Material provided:
• • • • •

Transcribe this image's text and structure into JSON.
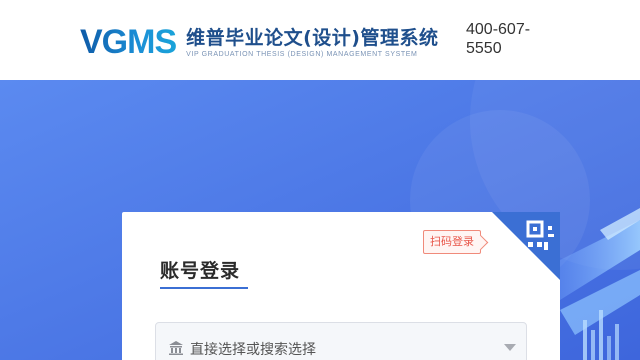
{
  "header": {
    "logo_mark": "VGMS",
    "system_name_cn": "维普毕业论文(设计)管理系统",
    "system_name_en": "VIP GRADUATION THESIS (DESIGN) MANAGEMENT SYSTEM",
    "phone": "400-607-5550"
  },
  "login": {
    "qr_login_label": "扫码登录",
    "title": "账号登录",
    "school_select": {
      "placeholder": "直接选择或搜索选择",
      "icon": "bank-icon"
    }
  },
  "colors": {
    "background": "#4b75e6",
    "brand_text": "#1f4f8c",
    "accent": "#3b6fd4",
    "qr_tag": "#e8574a"
  }
}
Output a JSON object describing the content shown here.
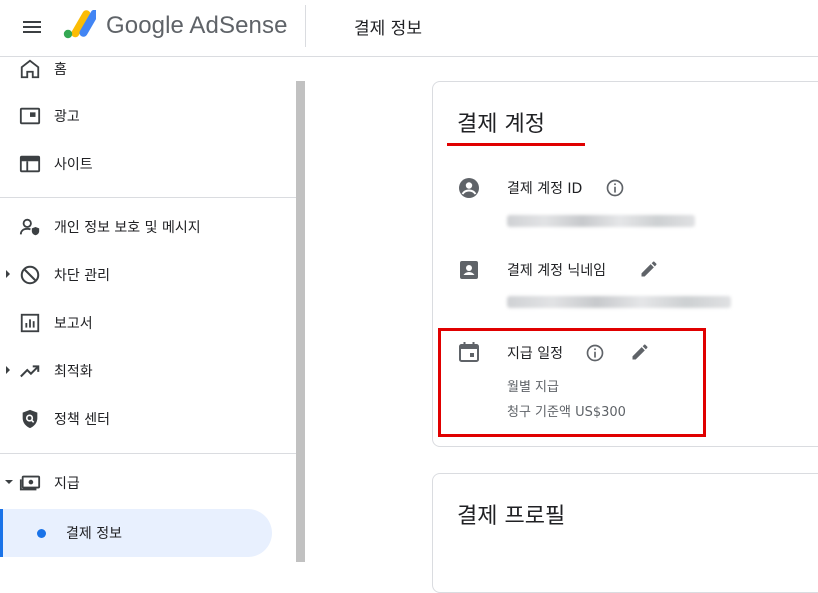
{
  "header": {
    "brand": "Google AdSense",
    "page_title": "결제 정보"
  },
  "sidebar": {
    "items": [
      {
        "label": "홈",
        "icon": "home-icon"
      },
      {
        "label": "광고",
        "icon": "ads-icon"
      },
      {
        "label": "사이트",
        "icon": "sites-icon"
      },
      {
        "label": "개인 정보 보호 및 메시지",
        "icon": "privacy-messaging-icon"
      },
      {
        "label": "차단 관리",
        "icon": "block-icon"
      },
      {
        "label": "보고서",
        "icon": "reports-icon"
      },
      {
        "label": "최적화",
        "icon": "trending-up-icon"
      },
      {
        "label": "정책 센터",
        "icon": "shield-search-icon"
      },
      {
        "label": "지급",
        "icon": "payments-icon"
      }
    ],
    "sub_active": "결제 정보"
  },
  "billing_account": {
    "title": "결제 계정",
    "id_label": "결제 계정 ID",
    "nickname_label": "결제 계정 닉네임",
    "schedule_label": "지급 일정",
    "schedule_frequency": "월별 지급",
    "schedule_threshold": "청구 기준액 US$300"
  },
  "billing_profile": {
    "title": "결제 프로필"
  },
  "colors": {
    "accent": "#1a73e8",
    "active_bg": "#e8f0fe",
    "highlight": "#e00000"
  }
}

• • • • •

Aim of the exercise: Reproduce nothing but the lines that run from the line containing "Output a JSON" through the last line of the records, inclusive. Omit the pictures.

Answer to the problem:
Output a JSON object describing the content shown here.
{
  "header": {
    "brand": "Google AdSense",
    "page_title": "결제 정보"
  },
  "sidebar": {
    "items": [
      {
        "label": "홈",
        "icon": "home-icon"
      },
      {
        "label": "광고",
        "icon": "ads-icon"
      },
      {
        "label": "사이트",
        "icon": "sites-icon"
      },
      {
        "label": "개인 정보 보호 및 메시지",
        "icon": "privacy-messaging-icon"
      },
      {
        "label": "차단 관리",
        "icon": "block-icon"
      },
      {
        "label": "보고서",
        "icon": "reports-icon"
      },
      {
        "label": "최적화",
        "icon": "trending-up-icon"
      },
      {
        "label": "정책 센터",
        "icon": "shield-search-icon"
      },
      {
        "label": "지급",
        "icon": "payments-icon"
      }
    ],
    "sub_active": "결제 정보"
  },
  "billing_account": {
    "title": "결제 계정",
    "id_label": "결제 계정 ID",
    "nickname_label": "결제 계정 닉네임",
    "schedule_label": "지급 일정",
    "schedule_frequency": "월별 지급",
    "schedule_threshold": "청구 기준액 US$300"
  },
  "billing_profile": {
    "title": "결제 프로필"
  },
  "colors": {
    "accent": "#1a73e8",
    "active_bg": "#e8f0fe",
    "highlight": "#e00000"
  }
}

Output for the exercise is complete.